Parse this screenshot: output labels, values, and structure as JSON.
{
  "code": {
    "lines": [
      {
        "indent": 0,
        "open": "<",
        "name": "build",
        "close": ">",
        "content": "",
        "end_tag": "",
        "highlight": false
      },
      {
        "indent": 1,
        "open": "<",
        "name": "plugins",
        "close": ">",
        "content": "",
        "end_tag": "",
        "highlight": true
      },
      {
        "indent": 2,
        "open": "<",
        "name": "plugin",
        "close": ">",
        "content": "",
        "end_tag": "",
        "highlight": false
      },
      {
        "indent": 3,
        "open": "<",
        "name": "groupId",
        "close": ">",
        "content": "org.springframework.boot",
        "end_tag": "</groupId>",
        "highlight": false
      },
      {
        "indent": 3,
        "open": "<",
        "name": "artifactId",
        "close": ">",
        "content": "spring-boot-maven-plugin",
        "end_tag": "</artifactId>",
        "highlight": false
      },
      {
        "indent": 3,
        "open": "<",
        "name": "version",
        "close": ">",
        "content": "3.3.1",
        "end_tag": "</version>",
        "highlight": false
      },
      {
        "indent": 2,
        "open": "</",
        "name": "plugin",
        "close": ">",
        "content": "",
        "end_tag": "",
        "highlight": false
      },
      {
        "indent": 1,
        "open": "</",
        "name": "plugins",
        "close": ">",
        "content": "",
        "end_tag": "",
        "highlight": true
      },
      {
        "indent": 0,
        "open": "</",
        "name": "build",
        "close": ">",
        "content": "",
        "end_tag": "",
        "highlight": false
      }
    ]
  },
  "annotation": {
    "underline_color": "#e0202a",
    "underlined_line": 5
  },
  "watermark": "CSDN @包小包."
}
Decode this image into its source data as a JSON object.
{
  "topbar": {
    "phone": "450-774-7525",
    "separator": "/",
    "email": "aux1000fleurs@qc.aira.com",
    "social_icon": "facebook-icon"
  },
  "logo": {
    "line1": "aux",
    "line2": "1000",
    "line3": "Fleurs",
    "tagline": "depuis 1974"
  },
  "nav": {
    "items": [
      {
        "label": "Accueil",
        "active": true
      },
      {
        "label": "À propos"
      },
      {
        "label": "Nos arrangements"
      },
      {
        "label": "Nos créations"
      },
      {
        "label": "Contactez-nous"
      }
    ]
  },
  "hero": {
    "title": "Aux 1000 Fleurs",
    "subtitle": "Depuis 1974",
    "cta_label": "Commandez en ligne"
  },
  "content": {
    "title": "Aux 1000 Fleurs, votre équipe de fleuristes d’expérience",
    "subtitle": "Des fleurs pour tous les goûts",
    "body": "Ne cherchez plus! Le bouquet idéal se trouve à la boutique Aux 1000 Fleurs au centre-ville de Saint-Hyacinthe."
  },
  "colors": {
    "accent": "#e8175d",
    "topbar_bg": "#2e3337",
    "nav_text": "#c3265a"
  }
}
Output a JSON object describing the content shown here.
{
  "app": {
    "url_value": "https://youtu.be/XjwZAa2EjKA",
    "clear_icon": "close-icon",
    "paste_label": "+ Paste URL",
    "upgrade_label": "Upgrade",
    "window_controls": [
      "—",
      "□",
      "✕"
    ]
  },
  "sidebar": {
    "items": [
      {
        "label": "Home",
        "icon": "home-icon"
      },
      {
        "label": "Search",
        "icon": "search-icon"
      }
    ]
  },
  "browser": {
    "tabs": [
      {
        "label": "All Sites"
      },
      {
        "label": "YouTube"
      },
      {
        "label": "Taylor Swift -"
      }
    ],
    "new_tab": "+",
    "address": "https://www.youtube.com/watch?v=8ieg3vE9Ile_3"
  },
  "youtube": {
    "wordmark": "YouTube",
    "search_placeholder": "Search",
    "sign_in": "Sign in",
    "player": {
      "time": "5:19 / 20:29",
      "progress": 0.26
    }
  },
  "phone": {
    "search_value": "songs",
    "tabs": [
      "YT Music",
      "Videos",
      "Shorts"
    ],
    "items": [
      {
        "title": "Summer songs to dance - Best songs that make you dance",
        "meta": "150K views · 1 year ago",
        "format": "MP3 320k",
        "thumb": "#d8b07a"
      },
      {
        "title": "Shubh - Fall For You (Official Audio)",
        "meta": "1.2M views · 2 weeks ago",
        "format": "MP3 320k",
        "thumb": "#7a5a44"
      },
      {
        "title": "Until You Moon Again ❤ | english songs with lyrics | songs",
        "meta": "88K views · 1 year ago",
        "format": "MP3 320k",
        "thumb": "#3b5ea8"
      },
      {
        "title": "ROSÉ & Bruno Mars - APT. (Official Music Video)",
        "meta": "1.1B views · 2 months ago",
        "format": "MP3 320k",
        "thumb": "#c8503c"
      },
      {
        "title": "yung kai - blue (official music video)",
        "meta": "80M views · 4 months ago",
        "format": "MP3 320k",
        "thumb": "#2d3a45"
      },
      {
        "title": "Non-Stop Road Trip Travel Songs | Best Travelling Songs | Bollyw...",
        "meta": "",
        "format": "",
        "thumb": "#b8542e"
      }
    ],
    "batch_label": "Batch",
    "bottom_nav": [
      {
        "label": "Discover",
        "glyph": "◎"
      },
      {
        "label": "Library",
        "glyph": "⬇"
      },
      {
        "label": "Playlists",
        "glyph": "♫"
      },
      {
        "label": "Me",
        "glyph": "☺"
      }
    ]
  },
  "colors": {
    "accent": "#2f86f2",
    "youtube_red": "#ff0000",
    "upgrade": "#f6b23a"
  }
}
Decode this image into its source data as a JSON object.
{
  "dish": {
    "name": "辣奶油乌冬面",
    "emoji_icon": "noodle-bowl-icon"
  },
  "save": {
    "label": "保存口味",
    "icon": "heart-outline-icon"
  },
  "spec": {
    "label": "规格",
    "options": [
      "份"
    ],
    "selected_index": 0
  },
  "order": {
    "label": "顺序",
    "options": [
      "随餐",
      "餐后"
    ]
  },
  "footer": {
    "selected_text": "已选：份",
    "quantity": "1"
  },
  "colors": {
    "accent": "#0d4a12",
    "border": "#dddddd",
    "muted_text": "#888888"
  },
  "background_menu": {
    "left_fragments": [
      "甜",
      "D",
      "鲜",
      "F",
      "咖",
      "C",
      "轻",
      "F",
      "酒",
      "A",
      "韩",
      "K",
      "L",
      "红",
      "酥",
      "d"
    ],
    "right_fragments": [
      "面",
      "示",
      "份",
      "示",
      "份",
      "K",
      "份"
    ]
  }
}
=====
What you should do: Write down the full listing again, exactly.

Result:
Parse this screenshot: output labels, values, and structure as JSON.
{
  "code": {
    "lines": [
      {
        "indent": 0,
        "open": "<",
        "name": "build",
        "close": ">",
        "content": "",
        "end_tag": "",
        "highlight": false
      },
      {
        "indent": 1,
        "open": "<",
        "name": "plugins",
        "close": ">",
        "content": "",
        "end_tag": "",
        "highlight": true
      },
      {
        "indent": 2,
        "open": "<",
        "name": "plugin",
        "close": ">",
        "content": "",
        "end_tag": "",
        "highlight": false
      },
      {
        "indent": 3,
        "open": "<",
        "name": "groupId",
        "close": ">",
        "content": "org.springframework.boot",
        "end_tag": "</groupId>",
        "highlight": false
      },
      {
        "indent": 3,
        "open": "<",
        "name": "artifactId",
        "close": ">",
        "content": "spring-boot-maven-plugin",
        "end_tag": "</artifactId>",
        "highlight": false
      },
      {
        "indent": 3,
        "open": "<",
        "name": "version",
        "close": ">",
        "content": "3.3.1",
        "end_tag": "</version>",
        "highlight": false
      },
      {
        "indent": 2,
        "open": "</",
        "name": "plugin",
        "close": ">",
        "content": "",
        "end_tag": "",
        "highlight": false
      },
      {
        "indent": 1,
        "open": "</",
        "name": "plugins",
        "close": ">",
        "content": "",
        "end_tag": "",
        "highlight": true
      },
      {
        "indent": 0,
        "open": "</",
        "name": "build",
        "close": ">",
        "content": "",
        "end_tag": "",
        "highlight": false
      }
    ]
  },
  "annotation": {
    "underline_color": "#e0202a",
    "underlined_line": 5
  },
  "watermark": "CSDN @包小包."
}
Decode this image into its source data as a JSON object.
{
  "topbar": {
    "phone": "450-774-7525",
    "separator": "/",
    "email": "aux1000fleurs@qc.aira.com",
    "social_icon": "facebook-icon"
  },
  "logo": {
    "line1": "aux",
    "line2": "1000",
    "line3": "Fleurs",
    "tagline": "depuis 1974"
  },
  "nav": {
    "items": [
      {
        "label": "Accueil",
        "active": true
      },
      {
        "label": "À propos"
      },
      {
        "label": "Nos arrangements"
      },
      {
        "label": "Nos créations"
      },
      {
        "label": "Contactez-nous"
      }
    ]
  },
  "hero": {
    "title": "Aux 1000 Fleurs",
    "subtitle": "Depuis 1974",
    "cta_label": "Commandez en ligne"
  },
  "content": {
    "title": "Aux 1000 Fleurs, votre équipe de fleuristes d’expérience",
    "subtitle": "Des fleurs pour tous les goûts",
    "body": "Ne cherchez plus! Le bouquet idéal se trouve à la boutique Aux 1000 Fleurs au centre-ville de Saint-Hyacinthe."
  },
  "colors": {
    "accent": "#e8175d",
    "topbar_bg": "#2e3337",
    "nav_text": "#c3265a"
  }
}
Output a JSON object describing the content shown here.
{
  "app": {
    "url_value": "https://youtu.be/XjwZAa2EjKA",
    "clear_icon": "close-icon",
    "paste_label": "+ Paste URL",
    "upgrade_label": "Upgrade",
    "window_controls": [
      "—",
      "□",
      "✕"
    ]
  },
  "sidebar": {
    "items": [
      {
        "label": "Home",
        "icon": "home-icon"
      },
      {
        "label": "Search",
        "icon": "search-icon"
      }
    ]
  },
  "browser": {
    "tabs": [
      {
        "label": "All Sites"
      },
      {
        "label": "YouTube"
      },
      {
        "label": "Taylor Swift -"
      }
    ],
    "new_tab": "+",
    "address": "https://www.youtube.com/watch?v=8ieg3vE9Ile_3"
  },
  "youtube": {
    "wordmark": "YouTube",
    "search_placeholder": "Search",
    "sign_in": "Sign in",
    "player": {
      "time": "5:19 / 20:29",
      "progress": 0.26
    }
  },
  "phone": {
    "search_value": "songs",
    "tabs": [
      "YT Music",
      "Videos",
      "Shorts"
    ],
    "items": [
      {
        "title": "Summer songs to dance - Best songs that make you dance",
        "meta": "150K views · 1 year ago",
        "format": "MP3 320k",
        "thumb": "#d8b07a"
      },
      {
        "title": "Shubh - Fall For You (Official Audio)",
        "meta": "1.2M views · 2 weeks ago",
        "format": "MP3 320k",
        "thumb": "#7a5a44"
      },
      {
        "title": "Until You Moon Again ❤ | english songs with lyrics | songs",
        "meta": "88K views · 1 year ago",
        "format": "MP3 320k",
        "thumb": "#3b5ea8"
      },
      {
        "title": "ROSÉ & Bruno Mars - APT. (Official Music Video)",
        "meta": "1.1B views · 2 months ago",
        "format": "MP3 320k",
        "thumb": "#c8503c"
      },
      {
        "title": "yung kai - blue (official music video)",
        "meta": "80M views · 4 months ago",
        "format": "MP3 320k",
        "thumb": "#2d3a45"
      },
      {
        "title": "Non-Stop Road Trip Travel Songs | Best Travelling Songs | Bollyw...",
        "meta": "",
        "format": "",
        "thumb": "#b8542e"
      }
    ],
    "batch_label": "Batch",
    "bottom_nav": [
      {
        "label": "Discover",
        "glyph": "◎"
      },
      {
        "label": "Library",
        "glyph": "⬇"
      },
      {
        "label": "Playlists",
        "glyph": "♫"
      },
      {
        "label": "Me",
        "glyph": "☺"
      }
    ]
  },
  "colors": {
    "accent": "#2f86f2",
    "youtube_red": "#ff0000",
    "upgrade": "#f6b23a"
  }
}
Decode this image into its source data as a JSON object.
{
  "dish": {
    "name": "辣奶油乌冬面",
    "emoji_icon": "noodle-bowl-icon"
  },
  "save": {
    "label": "保存口味",
    "icon": "heart-outline-icon"
  },
  "spec": {
    "label": "规格",
    "options": [
      "份"
    ],
    "selected_index": 0
  },
  "order": {
    "label": "顺序",
    "options": [
      "随餐",
      "餐后"
    ]
  },
  "footer": {
    "selected_text": "已选：份",
    "quantity": "1"
  },
  "colors": {
    "accent": "#0d4a12",
    "border": "#dddddd",
    "muted_text": "#888888"
  },
  "background_menu": {
    "left_fragments": [
      "甜",
      "D",
      "鲜",
      "F",
      "咖",
      "C",
      "轻",
      "F",
      "酒",
      "A",
      "韩",
      "K",
      "L",
      "红",
      "酥",
      "d"
    ],
    "right_fragments": [
      "面",
      "示",
      "份",
      "示",
      "份",
      "K",
      "份"
    ]
  }
}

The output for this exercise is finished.